**TASK DESCRIPTION:** Repeat the records below exactly, leaving out any pictures.

**RECORDS SUPPLIED:**
++++

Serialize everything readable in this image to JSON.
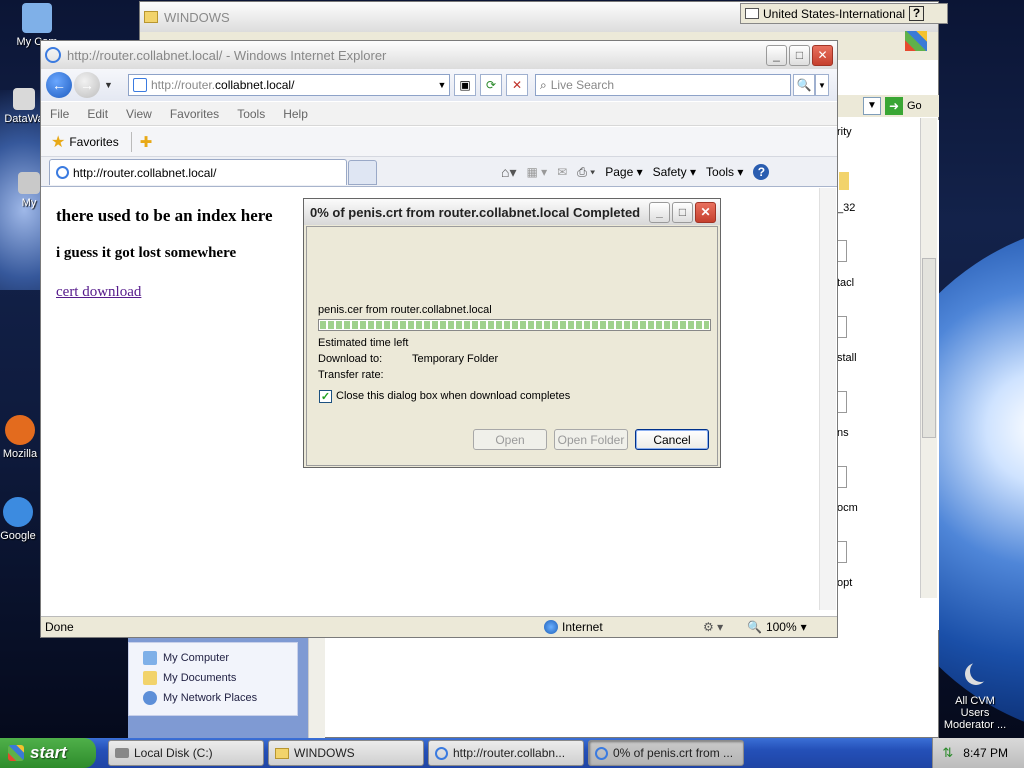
{
  "desktop": {
    "icons": [
      {
        "label": "My Com",
        "color": "#7fb0e8"
      },
      {
        "label": "DataWa",
        "color": "#d9d9d9"
      },
      {
        "label": "My",
        "color": "#c9c9c9"
      },
      {
        "label": "Mozilla",
        "color": "#e36b1e"
      },
      {
        "label": "Google",
        "color": "#3c8be0"
      }
    ],
    "overlay_text": {
      "line1": "All CVM Users",
      "line2": "Moderator ..."
    }
  },
  "language_bar": {
    "label": "United States-International",
    "help": "?"
  },
  "explorer": {
    "title": "WINDOWS",
    "go_label": "Go",
    "items": [
      "rity",
      "_32",
      "tacl",
      "stall",
      "ns",
      "ocm",
      "opt"
    ],
    "places": [
      {
        "label": "My Computer",
        "icon": "computer-icon"
      },
      {
        "label": "My Documents",
        "icon": "documents-icon"
      },
      {
        "label": "My Network Places",
        "icon": "network-icon"
      }
    ]
  },
  "ie": {
    "title": "http://router.collabnet.local/ - Windows Internet Explorer",
    "address_prefix": "http://router.",
    "address_host": "collabnet.local/",
    "search_placeholder": "Live Search",
    "menu": [
      "File",
      "Edit",
      "View",
      "Favorites",
      "Tools",
      "Help"
    ],
    "favorites_label": "Favorites",
    "tab_label": "http://router.collabnet.local/",
    "commands": {
      "page": "Page",
      "safety": "Safety",
      "tools": "Tools"
    },
    "page": {
      "heading1": "there used to be an index here",
      "heading2": "i guess it got lost somewhere",
      "link": "cert download"
    },
    "status": {
      "text": "Done",
      "zone": "Internet",
      "zoom": "100%"
    }
  },
  "download_dialog": {
    "title": "0% of penis.crt from router.collabnet.local Completed",
    "file_line": "penis.cer from router.collabnet.local",
    "progress": 1.0,
    "estimated_label": "Estimated time left",
    "download_to_label": "Download to:",
    "download_to_value": "Temporary Folder",
    "transfer_rate_label": "Transfer rate:",
    "close_checkbox_label": "Close this dialog box when download completes",
    "close_checked": true,
    "buttons": {
      "open": "Open",
      "open_folder": "Open Folder",
      "cancel": "Cancel"
    }
  },
  "taskbar": {
    "start_label": "start",
    "tasks": [
      {
        "label": "Local Disk (C:)",
        "active": false
      },
      {
        "label": "WINDOWS",
        "active": false
      },
      {
        "label": "http://router.collabn...",
        "active": false
      },
      {
        "label": "0% of penis.crt from ...",
        "active": true
      }
    ],
    "clock": "8:47 PM"
  }
}
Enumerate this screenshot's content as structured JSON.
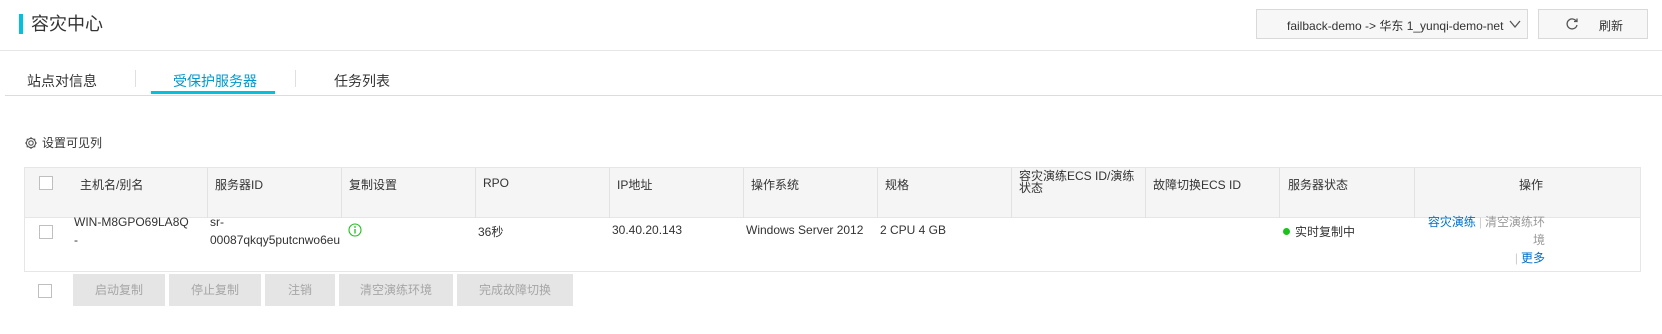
{
  "header": {
    "title": "容灾中心",
    "region_select_value": "failback-demo -> 华东 1_yunqi-demo-net",
    "refresh_label": "刷新",
    "accent_color": "#00c1de"
  },
  "tabs": [
    {
      "label": "站点对信息",
      "active": false
    },
    {
      "label": "受保护服务器",
      "active": true
    },
    {
      "label": "任务列表",
      "active": false
    }
  ],
  "toolbar": {
    "set_columns_label": "设置可见列"
  },
  "table": {
    "columns": [
      "主机名/别名",
      "服务器ID",
      "复制设置",
      "RPO",
      "IP地址",
      "操作系统",
      "规格",
      "容灾演练ECS ID/演练状态",
      "故障切换ECS ID",
      "服务器状态",
      "操作"
    ],
    "rows": [
      {
        "hostname": "WIN-M8GPO69LA8Q",
        "alias": "-",
        "server_id_line1": "sr-",
        "server_id_line2": "00087qkqy5putcnwo6eu",
        "rpo": "36秒",
        "ip": "30.40.20.143",
        "os": "Windows Server 2012",
        "spec": "2 CPU 4 GB",
        "drill_ecs": "",
        "failover_ecs": "",
        "status": "实时复制中",
        "status_color": "#1dc11d",
        "ops": {
          "drill": "容灾演练",
          "clear": "清空演练环境",
          "more": "更多"
        }
      }
    ]
  },
  "bulk_actions": [
    "启动复制",
    "停止复制",
    "注销",
    "清空演练环境",
    "完成故障切换"
  ]
}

++++

**OUTPUT FOR THIS TASK:**
Serialize everything readable in this image to JSON.
{
  "desktop": {
    "icons": [
      {
        "label": "My Com",
        "color": "#7fb0e8"
      },
      {
        "label": "DataWa",
        "color": "#d9d9d9"
      },
      {
        "label": "My",
        "color": "#c9c9c9"
      },
      {
        "label": "Mozilla",
        "color": "#e36b1e"
      },
      {
        "label": "Google",
        "color": "#3c8be0"
      }
    ],
    "overlay_text": {
      "line1": "All CVM Users",
      "line2": "Moderator ..."
    }
  },
  "language_bar": {
    "label": "United States-International",
    "help": "?"
  },
  "explorer": {
    "title": "WINDOWS",
    "go_label": "Go",
    "items": [
      "rity",
      "_32",
      "tacl",
      "stall",
      "ns",
      "ocm",
      "opt"
    ],
    "places": [
      {
        "label": "My Computer",
        "icon": "computer-icon"
      },
      {
        "label": "My Documents",
        "icon": "documents-icon"
      },
      {
        "label": "My Network Places",
        "icon": "network-icon"
      }
    ]
  },
  "ie": {
    "title": "http://router.collabnet.local/ - Windows Internet Explorer",
    "address_prefix": "http://router.",
    "address_host": "collabnet.local/",
    "search_placeholder": "Live Search",
    "menu": [
      "File",
      "Edit",
      "View",
      "Favorites",
      "Tools",
      "Help"
    ],
    "favorites_label": "Favorites",
    "tab_label": "http://router.collabnet.local/",
    "commands": {
      "page": "Page",
      "safety": "Safety",
      "tools": "Tools"
    },
    "page": {
      "heading1": "there used to be an index here",
      "heading2": "i guess it got lost somewhere",
      "link": "cert download"
    },
    "status": {
      "text": "Done",
      "zone": "Internet",
      "zoom": "100%"
    }
  },
  "download_dialog": {
    "title": "0% of penis.crt from router.collabnet.local Completed",
    "file_line": "penis.cer from router.collabnet.local",
    "progress": 1.0,
    "estimated_label": "Estimated time left",
    "download_to_label": "Download to:",
    "download_to_value": "Temporary Folder",
    "transfer_rate_label": "Transfer rate:",
    "close_checkbox_label": "Close this dialog box when download completes",
    "close_checked": true,
    "buttons": {
      "open": "Open",
      "open_folder": "Open Folder",
      "cancel": "Cancel"
    }
  },
  "taskbar": {
    "start_label": "start",
    "tasks": [
      {
        "label": "Local Disk (C:)",
        "active": false
      },
      {
        "label": "WINDOWS",
        "active": false
      },
      {
        "label": "http://router.collabn...",
        "active": false
      },
      {
        "label": "0% of penis.crt from ...",
        "active": true
      }
    ],
    "clock": "8:47 PM"
  }
}
Enumerate this screenshot's content as structured JSON.
{
  "header": {
    "title": "容灾中心",
    "region_select_value": "failback-demo -> 华东 1_yunqi-demo-net",
    "refresh_label": "刷新",
    "accent_color": "#00c1de"
  },
  "tabs": [
    {
      "label": "站点对信息",
      "active": false
    },
    {
      "label": "受保护服务器",
      "active": true
    },
    {
      "label": "任务列表",
      "active": false
    }
  ],
  "toolbar": {
    "set_columns_label": "设置可见列"
  },
  "table": {
    "columns": [
      "主机名/别名",
      "服务器ID",
      "复制设置",
      "RPO",
      "IP地址",
      "操作系统",
      "规格",
      "容灾演练ECS ID/演练状态",
      "故障切换ECS ID",
      "服务器状态",
      "操作"
    ],
    "rows": [
      {
        "hostname": "WIN-M8GPO69LA8Q",
        "alias": "-",
        "server_id_line1": "sr-",
        "server_id_line2": "00087qkqy5putcnwo6eu",
        "rpo": "36秒",
        "ip": "30.40.20.143",
        "os": "Windows Server 2012",
        "spec": "2 CPU 4 GB",
        "drill_ecs": "",
        "failover_ecs": "",
        "status": "实时复制中",
        "status_color": "#1dc11d",
        "ops": {
          "drill": "容灾演练",
          "clear": "清空演练环境",
          "more": "更多"
        }
      }
    ]
  },
  "bulk_actions": [
    "启动复制",
    "停止复制",
    "注销",
    "清空演练环境",
    "完成故障切换"
  ]
}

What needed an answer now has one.